**WHAT TO WORK ON:**
A. In the support thread, translate "It's a nice half moon tonight." into Spanish.
B. From the support thread, print everything from "((((Venuscat)))), everybody here" down to "advantage of it!", word for word.

**TEXT FOR ANALYSIS:**
So please, ask your doctor. And we will always be here for you.

much much love and peace dearest Venus!

from Lenina

Coldfusion 07-05-2014 06:36 PM

((((Venuscat)))), everybody here loves you!

Make SoberRecovery your source of calming and meditation. Take advantage of all the wisdom that is posted here on a daily basis. And I know you're a fan of the Twelve-Step approach of WA (Whiners Anonymous), take advantage of it!

Fandy 07-05-2014 06:39 PM

I am prescribed atenolol for my blood pressure, low dosage 25 mg 2x a day.

venuscat 07-05-2014 06:40 PM

I've missed you too Fandy love ~ so much. And Lee Lee. (((SoberLeigh))) OK...I shall talk to my doc about that med. And I will look into SAMe Fands.

Coldy ~ I haven't been able to read. At all. And I was paralysed with pain. It's hard to be here in this state. I am very vulnerable. I'm here now. I need you all.

V xx

Hevyn 07-05-2014 06:48 PM

Big hugs from me Venus. We've been so concerned and are so thrilled you are posting again. I know how hard it was to get up the energy to start a thread, but hopefully it will relieve some of your anxiety.

We're here and we're not going anywhere. Lean on us. Love you V.

Lenina 07-05-2014 06:54 PM

Venus, I lift up my heart for you. that you may know peace, that you may be wrapped in the wings of love and safety that is SR. That you can breath. It's a nice half moon tonight. She is always there, Constant through her changes. when I look at the moon, I try to think of all those I love who are under it too. Please, I hope you find some comfort there.

Do try some breathing exercises, those help me off the edge. My prescription of atenolol is 25 Mgs a Day. I can take it twice daily if I'm extra anxious. I rarely have to these days.

Folding you into my Wings.

love from Lenina

MariahGayle 07-05-2014 06:55 PM

((Hugs)) and a prayer of strength & love your way Venus

Raider 07-05-2014 07:04 PM

Welcome back!!!

Bubovski 07-05-2014 07:08 PM

In time you will find yourself again, through your sincerity, and I hope it's soon......

Croissant 07-05-2014 07:10 PM

Venus....I'm so sorry to hear you are feeling fragile at the moment. You always try and reach out and help others when you can, so I hope you receive as much comfort back.

neferkamichael 07-05-2014 07:12 PM

Blessed Isis, Glorious Lady
You of the Healing Wings
Bless our Beautiful VenusKitty
Nurture her Holy Mother
Restore her to Peace and Safety
Heal her with Your Love
Sustain her in Your Spirit
Shelter her in Your Soft Hands
May she feel the Light of Your Presence
May she be strengthened by Your Touch
Enfold her in Your Wings Healing Mother
Restore her with Your Virtue
http://voinyizidy.hop.ru/images/fon.jpg
You of the Healing Wings
I praise You
You of the Healing Wings
I thank you
Radiant Goddess Whose Power heals the world
Bright Mother Who nurses the spirit
I love you
Beautiful Giver of Life

Rootin for ya Lovely :egypt:

venuscat 07-05-2014 07:15 PM

What a beautiful prayer nef. Thank you all so much....this is helping. Still crying, but I can breath better now.

I guess keeping pain locked inside is not a good idea huh?

**GIVEN ENTRIES:**

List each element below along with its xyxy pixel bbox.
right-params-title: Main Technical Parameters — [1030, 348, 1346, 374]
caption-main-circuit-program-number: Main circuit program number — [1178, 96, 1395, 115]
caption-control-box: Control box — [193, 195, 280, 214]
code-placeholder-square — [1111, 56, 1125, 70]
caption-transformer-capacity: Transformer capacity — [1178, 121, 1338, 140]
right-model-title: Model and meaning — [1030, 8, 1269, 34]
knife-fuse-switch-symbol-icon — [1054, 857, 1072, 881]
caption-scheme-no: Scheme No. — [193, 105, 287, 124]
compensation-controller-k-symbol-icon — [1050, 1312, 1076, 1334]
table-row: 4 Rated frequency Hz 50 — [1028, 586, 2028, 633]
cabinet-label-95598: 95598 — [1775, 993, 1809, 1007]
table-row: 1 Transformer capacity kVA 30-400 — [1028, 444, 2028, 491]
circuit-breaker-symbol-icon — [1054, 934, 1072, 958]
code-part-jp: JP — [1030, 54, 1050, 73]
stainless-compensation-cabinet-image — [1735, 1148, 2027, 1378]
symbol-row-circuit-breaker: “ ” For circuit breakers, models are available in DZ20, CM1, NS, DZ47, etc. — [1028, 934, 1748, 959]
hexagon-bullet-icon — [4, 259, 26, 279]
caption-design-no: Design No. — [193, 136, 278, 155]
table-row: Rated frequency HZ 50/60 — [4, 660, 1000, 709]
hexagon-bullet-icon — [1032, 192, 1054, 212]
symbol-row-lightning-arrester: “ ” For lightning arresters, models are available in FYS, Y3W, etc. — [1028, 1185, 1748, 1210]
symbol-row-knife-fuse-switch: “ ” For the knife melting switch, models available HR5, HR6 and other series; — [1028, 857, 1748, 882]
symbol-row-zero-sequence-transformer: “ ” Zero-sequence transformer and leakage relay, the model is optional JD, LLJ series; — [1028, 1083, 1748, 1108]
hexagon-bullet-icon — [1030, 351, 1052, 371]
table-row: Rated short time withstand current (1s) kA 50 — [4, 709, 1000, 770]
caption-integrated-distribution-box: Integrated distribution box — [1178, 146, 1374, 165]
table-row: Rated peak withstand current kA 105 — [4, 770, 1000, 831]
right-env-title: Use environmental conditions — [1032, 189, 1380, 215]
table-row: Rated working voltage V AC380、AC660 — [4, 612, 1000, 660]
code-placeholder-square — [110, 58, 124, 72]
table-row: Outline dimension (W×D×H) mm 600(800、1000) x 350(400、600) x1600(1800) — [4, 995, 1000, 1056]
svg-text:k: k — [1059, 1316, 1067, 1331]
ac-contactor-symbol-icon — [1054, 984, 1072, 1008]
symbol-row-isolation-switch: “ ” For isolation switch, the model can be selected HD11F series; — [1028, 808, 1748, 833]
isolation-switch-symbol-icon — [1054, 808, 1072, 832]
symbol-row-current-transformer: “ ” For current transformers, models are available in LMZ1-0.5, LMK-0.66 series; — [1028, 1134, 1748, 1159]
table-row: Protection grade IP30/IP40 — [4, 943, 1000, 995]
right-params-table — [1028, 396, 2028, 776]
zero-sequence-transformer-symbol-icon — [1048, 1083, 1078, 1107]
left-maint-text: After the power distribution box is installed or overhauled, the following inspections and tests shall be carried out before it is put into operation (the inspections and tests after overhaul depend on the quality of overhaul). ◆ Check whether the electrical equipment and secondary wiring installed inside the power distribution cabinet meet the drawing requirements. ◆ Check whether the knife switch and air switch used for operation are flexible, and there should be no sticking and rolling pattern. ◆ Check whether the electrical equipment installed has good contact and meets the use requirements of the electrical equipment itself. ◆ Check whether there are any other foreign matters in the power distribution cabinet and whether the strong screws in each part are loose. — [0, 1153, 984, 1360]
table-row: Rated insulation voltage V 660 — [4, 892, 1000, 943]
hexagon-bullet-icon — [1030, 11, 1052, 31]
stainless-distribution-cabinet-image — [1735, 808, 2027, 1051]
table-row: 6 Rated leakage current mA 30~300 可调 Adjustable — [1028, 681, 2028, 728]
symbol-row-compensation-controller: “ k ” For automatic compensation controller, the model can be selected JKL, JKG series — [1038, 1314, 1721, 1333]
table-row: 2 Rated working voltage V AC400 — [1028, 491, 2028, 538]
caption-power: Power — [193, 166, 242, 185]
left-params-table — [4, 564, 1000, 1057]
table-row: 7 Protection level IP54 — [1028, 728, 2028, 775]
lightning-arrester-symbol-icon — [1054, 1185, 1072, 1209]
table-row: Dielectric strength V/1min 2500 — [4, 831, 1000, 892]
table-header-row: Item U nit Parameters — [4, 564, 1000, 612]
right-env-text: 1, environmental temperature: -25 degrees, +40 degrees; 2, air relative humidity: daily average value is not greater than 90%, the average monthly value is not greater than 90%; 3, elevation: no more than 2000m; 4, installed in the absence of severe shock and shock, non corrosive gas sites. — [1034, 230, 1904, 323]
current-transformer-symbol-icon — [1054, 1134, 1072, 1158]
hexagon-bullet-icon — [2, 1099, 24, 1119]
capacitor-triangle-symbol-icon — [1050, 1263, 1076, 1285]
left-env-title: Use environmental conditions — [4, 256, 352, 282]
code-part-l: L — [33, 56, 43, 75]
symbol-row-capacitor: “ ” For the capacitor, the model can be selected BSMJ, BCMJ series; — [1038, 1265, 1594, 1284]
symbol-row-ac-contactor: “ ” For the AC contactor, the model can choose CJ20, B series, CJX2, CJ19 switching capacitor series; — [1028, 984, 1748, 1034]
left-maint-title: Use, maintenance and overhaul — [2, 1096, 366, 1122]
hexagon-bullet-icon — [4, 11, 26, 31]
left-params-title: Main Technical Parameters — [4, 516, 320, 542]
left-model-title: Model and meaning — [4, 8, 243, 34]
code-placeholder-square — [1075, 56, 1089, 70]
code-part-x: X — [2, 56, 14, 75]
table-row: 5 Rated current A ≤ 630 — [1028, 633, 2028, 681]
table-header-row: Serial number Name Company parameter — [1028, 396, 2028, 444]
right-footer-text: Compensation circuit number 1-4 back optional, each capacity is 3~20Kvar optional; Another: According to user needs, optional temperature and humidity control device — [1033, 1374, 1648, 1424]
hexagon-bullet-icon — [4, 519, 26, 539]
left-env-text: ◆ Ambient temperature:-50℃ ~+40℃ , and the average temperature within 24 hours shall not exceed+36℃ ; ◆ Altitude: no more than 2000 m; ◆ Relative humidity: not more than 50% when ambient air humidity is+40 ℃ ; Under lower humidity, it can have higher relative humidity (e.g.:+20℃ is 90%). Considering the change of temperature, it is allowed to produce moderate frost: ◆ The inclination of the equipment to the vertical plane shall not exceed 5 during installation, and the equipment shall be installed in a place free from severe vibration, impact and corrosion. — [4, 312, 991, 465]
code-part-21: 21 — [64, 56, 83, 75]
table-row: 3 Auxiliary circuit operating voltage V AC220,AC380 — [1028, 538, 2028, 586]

**SOLUTIONS TO EACH TASK:**
A. Esta noche hay una bonita media luna.

B.
((((Venuscat)))), everybody here loves you!

Make SoberRecovery your source of calming and meditation. Take advantage of all the wisdom that is posted here on a daily basis. And I know you're a fan of the Twelve-Step approach of WA (Whiners Anonymous), take advantage of it!